WORK TO COMPLETE => Look through the records below, and copy out every line that holds the string "Played".

MATERIALS PROVIDED =>
--- BEGIN ---
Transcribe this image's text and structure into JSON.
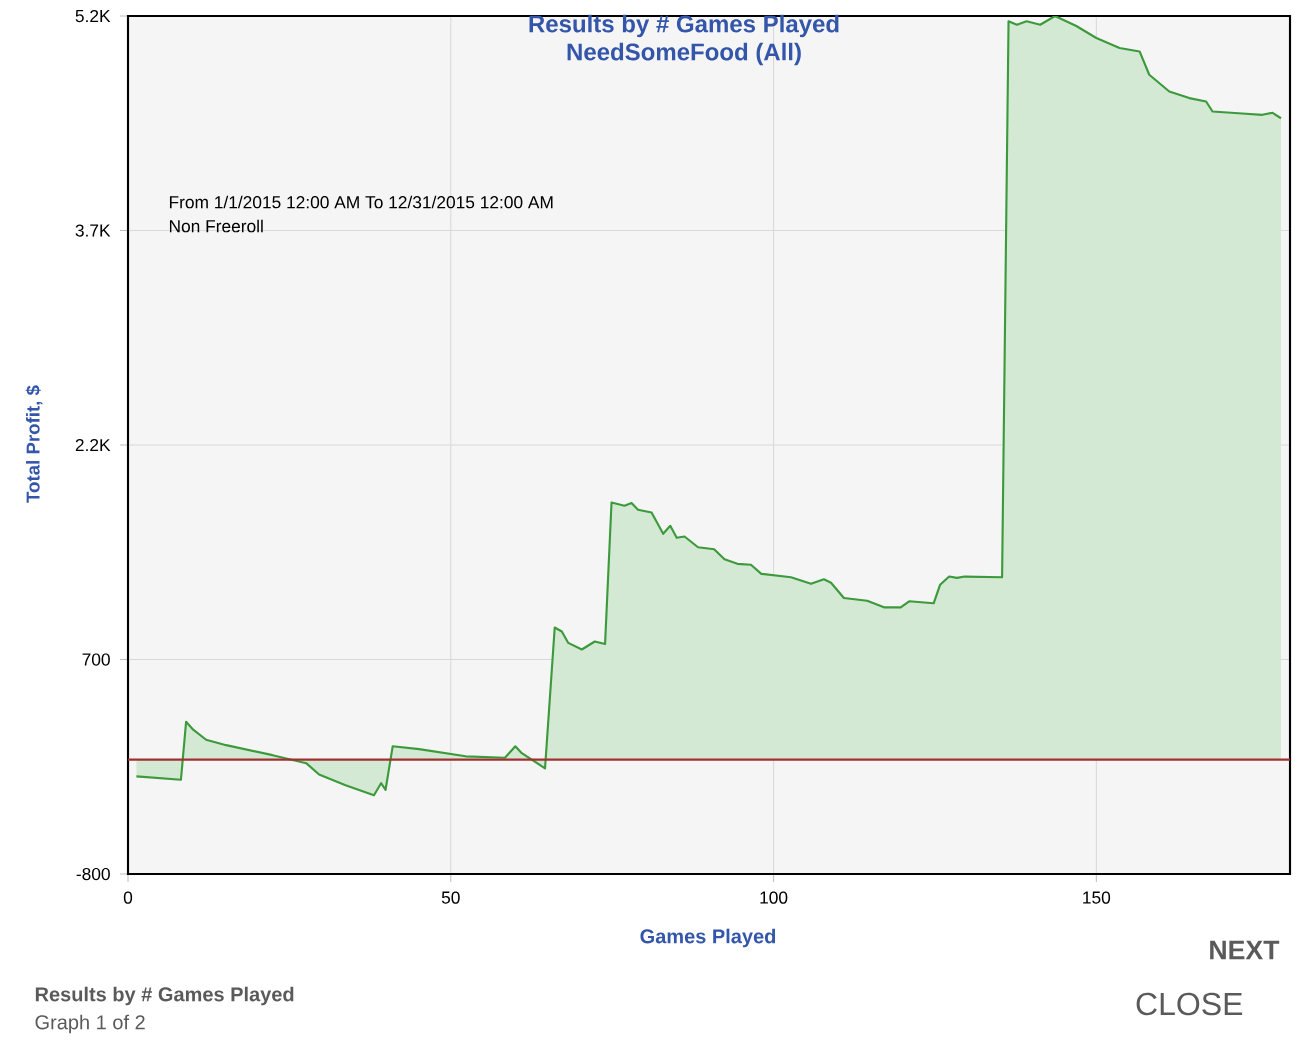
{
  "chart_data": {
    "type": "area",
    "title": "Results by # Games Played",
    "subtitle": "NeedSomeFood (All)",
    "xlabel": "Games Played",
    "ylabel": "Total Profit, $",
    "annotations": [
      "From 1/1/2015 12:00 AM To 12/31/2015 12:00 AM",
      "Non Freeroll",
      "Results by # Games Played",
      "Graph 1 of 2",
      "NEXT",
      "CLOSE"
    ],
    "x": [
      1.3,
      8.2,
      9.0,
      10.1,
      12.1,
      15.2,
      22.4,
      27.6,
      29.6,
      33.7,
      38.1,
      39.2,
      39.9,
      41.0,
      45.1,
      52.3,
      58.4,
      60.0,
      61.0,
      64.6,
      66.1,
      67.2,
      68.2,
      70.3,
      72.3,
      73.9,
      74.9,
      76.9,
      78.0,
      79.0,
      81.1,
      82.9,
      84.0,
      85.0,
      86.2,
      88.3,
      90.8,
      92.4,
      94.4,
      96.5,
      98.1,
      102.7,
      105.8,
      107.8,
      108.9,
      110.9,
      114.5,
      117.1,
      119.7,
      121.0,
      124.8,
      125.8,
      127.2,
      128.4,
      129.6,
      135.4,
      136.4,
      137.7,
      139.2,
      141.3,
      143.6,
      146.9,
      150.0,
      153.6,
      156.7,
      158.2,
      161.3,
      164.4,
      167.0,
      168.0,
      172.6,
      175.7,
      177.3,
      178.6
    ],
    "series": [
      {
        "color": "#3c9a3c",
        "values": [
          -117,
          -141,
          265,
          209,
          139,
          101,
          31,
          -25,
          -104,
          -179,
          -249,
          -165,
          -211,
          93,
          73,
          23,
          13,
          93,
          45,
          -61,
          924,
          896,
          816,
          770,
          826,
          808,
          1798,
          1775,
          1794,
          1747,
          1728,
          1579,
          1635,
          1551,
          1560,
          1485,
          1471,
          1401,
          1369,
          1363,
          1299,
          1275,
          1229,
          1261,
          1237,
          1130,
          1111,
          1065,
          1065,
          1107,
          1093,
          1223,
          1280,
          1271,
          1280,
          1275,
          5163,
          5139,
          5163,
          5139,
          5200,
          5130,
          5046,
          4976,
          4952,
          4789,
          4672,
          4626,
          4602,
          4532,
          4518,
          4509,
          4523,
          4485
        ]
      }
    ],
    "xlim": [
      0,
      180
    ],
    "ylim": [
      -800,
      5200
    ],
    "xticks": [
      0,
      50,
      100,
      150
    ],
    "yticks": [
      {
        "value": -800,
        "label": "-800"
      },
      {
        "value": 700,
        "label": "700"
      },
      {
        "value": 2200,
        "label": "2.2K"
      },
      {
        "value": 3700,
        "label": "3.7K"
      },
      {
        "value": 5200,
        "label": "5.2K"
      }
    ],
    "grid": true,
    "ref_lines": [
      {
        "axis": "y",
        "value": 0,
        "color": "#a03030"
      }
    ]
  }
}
--- END ---
REPLY TO THE TASK =>
    "title": "Results by # Games Played",
    "xlabel": "Games Played",
      "Results by # Games Played",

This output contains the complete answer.